Problem description => Repeat the entire listing exactly.

— begin Data —

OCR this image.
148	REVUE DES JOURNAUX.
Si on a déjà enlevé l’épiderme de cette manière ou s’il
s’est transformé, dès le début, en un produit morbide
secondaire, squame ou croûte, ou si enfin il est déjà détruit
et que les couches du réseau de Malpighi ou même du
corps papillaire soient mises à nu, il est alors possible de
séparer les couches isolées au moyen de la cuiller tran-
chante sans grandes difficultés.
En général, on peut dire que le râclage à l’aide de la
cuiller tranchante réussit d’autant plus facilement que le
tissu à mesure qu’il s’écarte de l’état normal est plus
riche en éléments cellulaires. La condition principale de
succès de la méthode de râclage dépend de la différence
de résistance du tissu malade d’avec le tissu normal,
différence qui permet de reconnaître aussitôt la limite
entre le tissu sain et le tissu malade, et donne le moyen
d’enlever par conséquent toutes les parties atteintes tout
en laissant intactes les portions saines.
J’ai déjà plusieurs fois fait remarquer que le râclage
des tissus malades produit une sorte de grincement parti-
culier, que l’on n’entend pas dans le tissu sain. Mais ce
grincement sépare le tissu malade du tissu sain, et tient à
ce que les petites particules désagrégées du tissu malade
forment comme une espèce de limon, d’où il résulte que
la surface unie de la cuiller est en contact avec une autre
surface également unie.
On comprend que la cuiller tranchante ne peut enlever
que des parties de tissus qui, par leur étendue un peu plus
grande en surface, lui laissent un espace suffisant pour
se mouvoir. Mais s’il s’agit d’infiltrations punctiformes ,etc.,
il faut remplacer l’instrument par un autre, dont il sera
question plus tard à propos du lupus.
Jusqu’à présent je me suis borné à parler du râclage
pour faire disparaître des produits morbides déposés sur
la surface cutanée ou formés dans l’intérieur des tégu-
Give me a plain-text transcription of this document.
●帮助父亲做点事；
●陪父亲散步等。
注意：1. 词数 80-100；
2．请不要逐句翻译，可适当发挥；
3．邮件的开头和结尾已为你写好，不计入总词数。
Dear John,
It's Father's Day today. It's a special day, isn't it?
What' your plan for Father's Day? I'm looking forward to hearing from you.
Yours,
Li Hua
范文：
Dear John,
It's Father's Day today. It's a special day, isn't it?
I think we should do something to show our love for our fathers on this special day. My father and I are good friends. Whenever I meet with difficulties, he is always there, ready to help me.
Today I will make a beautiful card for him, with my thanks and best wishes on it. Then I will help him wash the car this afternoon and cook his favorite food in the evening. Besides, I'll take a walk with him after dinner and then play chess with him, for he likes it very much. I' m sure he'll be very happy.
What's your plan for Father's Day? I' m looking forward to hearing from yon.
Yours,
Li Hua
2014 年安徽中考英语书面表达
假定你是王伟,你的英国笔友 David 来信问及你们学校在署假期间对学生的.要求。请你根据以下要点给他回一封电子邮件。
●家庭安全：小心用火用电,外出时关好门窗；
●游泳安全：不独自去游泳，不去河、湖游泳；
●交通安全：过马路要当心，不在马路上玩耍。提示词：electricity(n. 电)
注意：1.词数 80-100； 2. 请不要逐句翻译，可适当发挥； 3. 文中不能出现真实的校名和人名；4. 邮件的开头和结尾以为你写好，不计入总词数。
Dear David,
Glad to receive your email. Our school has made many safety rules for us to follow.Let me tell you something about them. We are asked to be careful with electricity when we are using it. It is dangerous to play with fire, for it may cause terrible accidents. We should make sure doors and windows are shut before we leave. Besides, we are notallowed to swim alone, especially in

— end Data —

Reply =>
OCR this image.
148	REVUE DES JOURNAUX.
Si on a déjà enlevé l’épiderme de cette manière ou s’il
s’est transformé, dès le début, en un produit morbide
secondaire, squame ou croûte, ou si enfin il est déjà détruit
et que les couches du réseau de Malpighi ou même du
corps papillaire soient mises à nu, il est alors possible de
séparer les couches isolées au moyen de la cuiller tran-
chante sans grandes difficultés.
En général, on peut dire que le râclage à l’aide de la
cuiller tranchante réussit d’autant plus facilement que le
tissu à mesure qu’il s’écarte de l’état normal est plus
riche en éléments cellulaires. La condition principale de
succès de la méthode de râclage dépend de la différence
de résistance du tissu malade d’avec le tissu normal,
différence qui permet de reconnaître aussitôt la limite
entre le tissu sain et le tissu malade, et donne le moyen
d’enlever par conséquent toutes les parties atteintes tout
en laissant intactes les portions saines.
J’ai déjà plusieurs fois fait remarquer que le râclage
des tissus malades produit une sorte de grincement parti-
culier, que l’on n’entend pas dans le tissu sain. Mais ce
grincement sépare le tissu malade du tissu sain, et tient à
ce que les petites particules désagrégées du tissu malade
forment comme une espèce de limon, d’où il résulte que
la surface unie de la cuiller est en contact avec une autre
surface également unie.
On comprend que la cuiller tranchante ne peut enlever
que des parties de tissus qui, par leur étendue un peu plus
grande en surface, lui laissent un espace suffisant pour
se mouvoir. Mais s’il s’agit d’infiltrations punctiformes ,etc.,
il faut remplacer l’instrument par un autre, dont il sera
question plus tard à propos du lupus.
Jusqu’à présent je me suis borné à parler du râclage
pour faire disparaître des produits morbides déposés sur
la surface cutanée ou formés dans l’intérieur des tégu-
Give me a plain-text transcription of this document.
●帮助父亲做点事；
●陪父亲散步等。
注意：1. 词数 80-100；
2．请不要逐句翻译，可适当发挥；
3．邮件的开头和结尾已为你写好，不计入总词数。
Dear John,
It's Father's Day today. It's a special day, isn't it?
What' your plan for Father's Day? I'm looking forward to hearing from you.
Yours,
Li Hua
范文：
Dear John,
It's Father's Day today. It's a special day, isn't it?
I think we should do something to show our love for our fathers on this special day. My father and I are good friends. Whenever I meet with difficulties, he is always there, ready to help me.
Today I will make a beautiful card for him, with my thanks and best wishes on it. Then I will help him wash the car this afternoon and cook his favorite food in the evening. Besides, I'll take a walk with him after dinner and then play chess with him, for he likes it very much. I' m sure he'll be very happy.
What's your plan for Father's Day? I' m looking forward to hearing from yon.
Yours,
Li Hua
2014 年安徽中考英语书面表达
假定你是王伟,你的英国笔友 David 来信问及你们学校在署假期间对学生的.要求。请你根据以下要点给他回一封电子邮件。
●家庭安全：小心用火用电,外出时关好门窗；
●游泳安全：不独自去游泳，不去河、湖游泳；
●交通安全：过马路要当心，不在马路上玩耍。提示词：electricity(n. 电)
注意：1.词数 80-100； 2. 请不要逐句翻译，可适当发挥； 3. 文中不能出现真实的校名和人名；4. 邮件的开头和结尾以为你写好，不计入总词数。
Dear David,
Glad to receive your email. Our school has made many safety rules for us to follow.Let me tell you something about them. We are asked to be careful with electricity when we are using it. It is dangerous to play with fire, for it may cause terrible accidents. We should make sure doors and windows are shut before we leave. Besides, we are notallowed to swim alone, especially in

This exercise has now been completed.